■ TASK PROMPT: Copy every line of the records below verbatim, leaving out the pictures.

■ DATASET CONTENT:
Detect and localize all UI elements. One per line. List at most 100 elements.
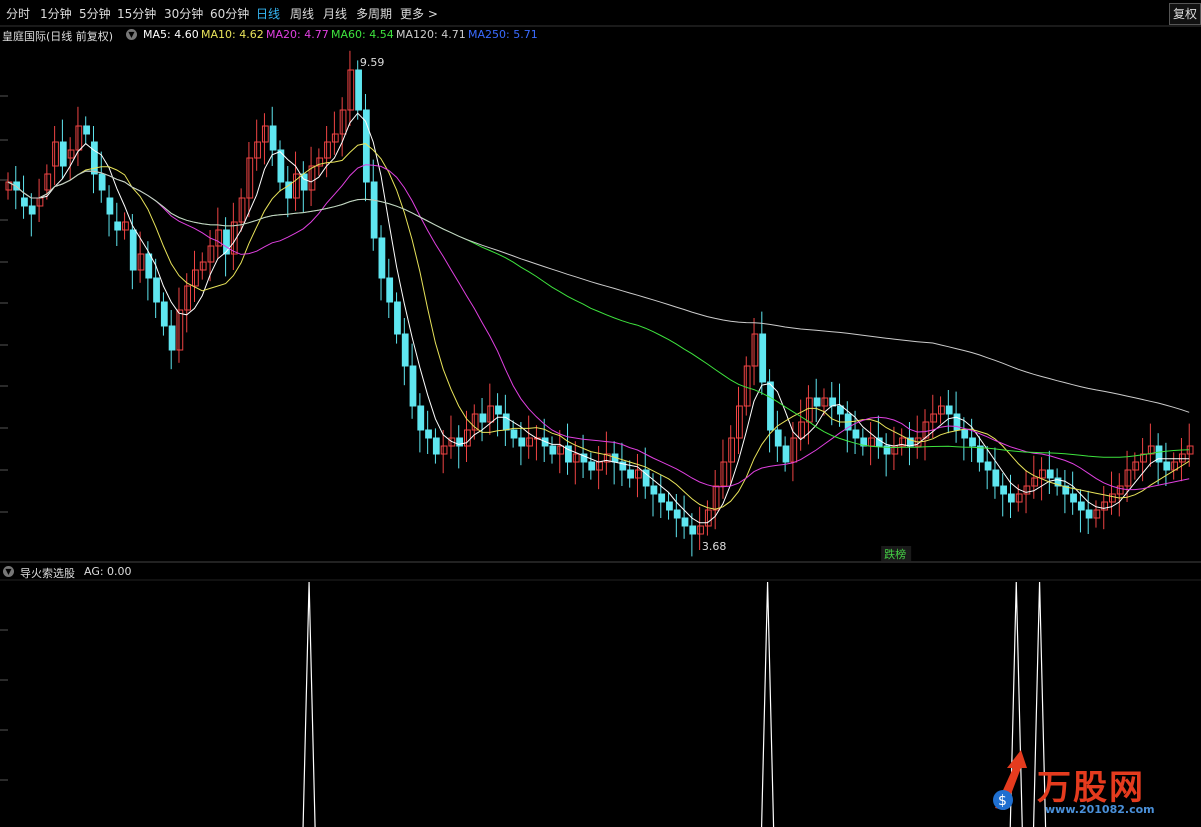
candle-body: [129, 229, 137, 271]
candle-body: [28, 205, 36, 215]
ma-line-ma20: [7, 164, 1190, 491]
candle-body: [355, 69, 362, 111]
candle-body: [634, 469, 642, 479]
candle-body: [386, 277, 394, 303]
signal-spike: [302, 581, 316, 827]
candle-body: [728, 437, 735, 463]
candle-body: [774, 429, 782, 447]
candle-body: [153, 277, 160, 303]
candle-body: [938, 405, 945, 415]
candle-body: [479, 413, 487, 423]
candle-body: [945, 405, 953, 415]
candle-body: [1015, 493, 1023, 503]
candle-body: [199, 261, 207, 271]
candle-body: [984, 461, 992, 471]
candle-body: [813, 397, 821, 407]
candle-body: [83, 125, 90, 135]
candle-body: [1085, 509, 1093, 519]
candle-body: [1124, 469, 1132, 487]
candle-body: [246, 157, 254, 199]
candle-body: [650, 485, 658, 495]
candle-body: [767, 381, 774, 431]
candle-body: [409, 365, 417, 407]
candle-body: [440, 445, 448, 455]
candle-body: [176, 309, 184, 351]
candle-body: [1046, 469, 1054, 479]
candle-body: [98, 173, 106, 191]
candle-body: [829, 397, 837, 407]
candle-body: [704, 509, 712, 527]
candle-body: [1077, 501, 1085, 511]
candle-body: [122, 221, 129, 231]
candle-body: [1163, 461, 1171, 471]
candle-body: [269, 125, 277, 151]
candle-body: [852, 429, 860, 439]
candle-body: [681, 517, 689, 527]
candle-body: [114, 221, 122, 231]
watermark-text: 万股网: [1037, 768, 1145, 808]
candle-body: [735, 405, 743, 439]
candle-body: [324, 141, 331, 159]
candle-body: [495, 405, 502, 415]
price-chart[interactable]: 9.593.68跌榜财涨: [0, 0, 1201, 827]
candle-body: [627, 469, 634, 479]
candle-body: [21, 197, 28, 207]
arrow-logo-icon: $: [993, 750, 1027, 810]
candle-body: [347, 69, 355, 111]
candle-body: [1007, 493, 1015, 503]
candle-body: [1109, 493, 1116, 503]
candle-body: [1178, 453, 1186, 463]
candle-body: [782, 445, 790, 463]
candle-body: [1101, 501, 1109, 511]
candle-body: [168, 325, 176, 351]
candle-body: [557, 445, 565, 455]
candle-body: [394, 301, 401, 335]
candle-body: [930, 413, 938, 423]
candle-body: [720, 461, 728, 487]
candle-body: [697, 525, 704, 535]
candle-body: [59, 141, 67, 167]
candle-body: [44, 173, 52, 191]
candle-body: [223, 229, 230, 255]
candle-body: [805, 397, 813, 423]
high-price-label: 9.59: [360, 56, 385, 69]
candle-body: [969, 437, 976, 447]
candle-body: [689, 525, 697, 535]
candle-body: [254, 141, 261, 159]
candle-body: [331, 133, 339, 143]
candle-body: [192, 269, 199, 287]
event-marker: 跌榜: [884, 547, 906, 561]
watermark-logo: $ 万股网 www.201082.com: [985, 748, 1195, 823]
candle-body: [207, 245, 215, 263]
candle-body: [184, 285, 192, 311]
candle-body: [961, 429, 969, 439]
svg-text:$: $: [998, 793, 1007, 809]
candle-body: [712, 485, 720, 511]
candle-body: [432, 437, 440, 455]
candle-body: [751, 333, 759, 367]
candle-body: [137, 253, 145, 271]
candle-body: [36, 197, 44, 207]
candle-body: [1093, 509, 1101, 519]
candle-body: [1039, 469, 1046, 479]
candle-body: [425, 429, 432, 439]
candle-body: [456, 437, 464, 447]
candle-body: [549, 445, 557, 455]
candle-body: [510, 429, 518, 439]
candle-body: [464, 429, 471, 447]
candle-body: [868, 437, 875, 447]
candle-body: [1116, 485, 1124, 495]
candle-body: [743, 365, 751, 407]
candle-body: [370, 181, 378, 239]
candle-body: [502, 413, 510, 431]
low-price-label: 3.68: [702, 540, 727, 553]
candle-body: [572, 453, 580, 463]
watermark-url: www.201082.com: [1045, 803, 1155, 816]
candle-body: [106, 197, 114, 215]
candle-body: [798, 421, 805, 439]
candle-body: [526, 437, 533, 447]
candle-body: [401, 333, 409, 367]
candle-body: [1023, 485, 1031, 495]
candle-body: [992, 469, 1000, 487]
candle-body: [976, 445, 984, 463]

■ EXERCISE ANSWER:
Detect and localize all UI elements. One per line. List at most 100 elements.
candle-body: [129, 229, 137, 271]
candle-body: [28, 205, 36, 215]
ma-line-ma20: [7, 164, 1190, 491]
candle-body: [355, 69, 362, 111]
candle-body: [634, 469, 642, 479]
candle-body: [386, 277, 394, 303]
signal-spike: [302, 581, 316, 827]
candle-body: [728, 437, 735, 463]
candle-body: [774, 429, 782, 447]
candle-body: [153, 277, 160, 303]
candle-body: [938, 405, 945, 415]
candle-body: [479, 413, 487, 423]
candle-body: [945, 405, 953, 415]
candle-body: [1015, 493, 1023, 503]
candle-body: [199, 261, 207, 271]
candle-body: [984, 461, 992, 471]
candle-body: [813, 397, 821, 407]
candle-body: [83, 125, 90, 135]
candle-body: [1085, 509, 1093, 519]
candle-body: [1124, 469, 1132, 487]
candle-body: [246, 157, 254, 199]
candle-body: [650, 485, 658, 495]
candle-body: [767, 381, 774, 431]
candle-body: [409, 365, 417, 407]
candle-body: [440, 445, 448, 455]
candle-body: [176, 309, 184, 351]
candle-body: [1046, 469, 1054, 479]
candle-body: [98, 173, 106, 191]
candle-body: [829, 397, 837, 407]
candle-body: [704, 509, 712, 527]
candle-body: [1077, 501, 1085, 511]
candle-body: [122, 221, 129, 231]
candle-body: [1163, 461, 1171, 471]
candle-body: [269, 125, 277, 151]
candle-body: [852, 429, 860, 439]
candle-body: [681, 517, 689, 527]
candle-body: [114, 221, 122, 231]
watermark-text: 万股网: [1037, 768, 1145, 808]
candle-body: [735, 405, 743, 439]
candle-body: [324, 141, 331, 159]
candle-body: [495, 405, 502, 415]
price-chart[interactable]: 9.593.68跌榜财涨: [0, 0, 1201, 827]
candle-body: [627, 469, 634, 479]
candle-body: [21, 197, 28, 207]
arrow-logo-icon: $: [993, 750, 1027, 810]
candle-body: [347, 69, 355, 111]
candle-body: [1007, 493, 1015, 503]
candle-body: [1109, 493, 1116, 503]
candle-body: [1178, 453, 1186, 463]
candle-body: [782, 445, 790, 463]
candle-body: [1101, 501, 1109, 511]
candle-body: [168, 325, 176, 351]
candle-body: [557, 445, 565, 455]
candle-body: [394, 301, 401, 335]
candle-body: [930, 413, 938, 423]
candle-body: [720, 461, 728, 487]
candle-body: [697, 525, 704, 535]
candle-body: [59, 141, 67, 167]
candle-body: [44, 173, 52, 191]
candle-body: [223, 229, 230, 255]
candle-body: [805, 397, 813, 423]
high-price-label: 9.59: [360, 56, 385, 69]
candle-body: [969, 437, 976, 447]
candle-body: [689, 525, 697, 535]
candle-body: [254, 141, 261, 159]
candle-body: [331, 133, 339, 143]
candle-body: [192, 269, 199, 287]
event-marker: 跌榜: [884, 547, 906, 561]
watermark-logo: $ 万股网 www.201082.com: [985, 748, 1195, 823]
candle-body: [207, 245, 215, 263]
candle-body: [184, 285, 192, 311]
candle-body: [961, 429, 969, 439]
svg-text:$: $: [998, 793, 1007, 809]
candle-body: [712, 485, 720, 511]
candle-body: [432, 437, 440, 455]
candle-body: [751, 333, 759, 367]
candle-body: [137, 253, 145, 271]
candle-body: [36, 197, 44, 207]
candle-body: [1093, 509, 1101, 519]
candle-body: [1039, 469, 1046, 479]
candle-body: [425, 429, 432, 439]
candle-body: [456, 437, 464, 447]
candle-body: [549, 445, 557, 455]
candle-body: [510, 429, 518, 439]
candle-body: [464, 429, 471, 447]
candle-body: [868, 437, 875, 447]
candle-body: [1116, 485, 1124, 495]
candle-body: [743, 365, 751, 407]
candle-body: [370, 181, 378, 239]
candle-body: [502, 413, 510, 431]
low-price-label: 3.68: [702, 540, 727, 553]
candle-body: [572, 453, 580, 463]
watermark-url: www.201082.com: [1045, 803, 1155, 816]
candle-body: [106, 197, 114, 215]
candle-body: [798, 421, 805, 439]
candle-body: [526, 437, 533, 447]
candle-body: [401, 333, 409, 367]
candle-body: [1023, 485, 1031, 495]
candle-body: [992, 469, 1000, 487]
candle-body: [976, 445, 984, 463]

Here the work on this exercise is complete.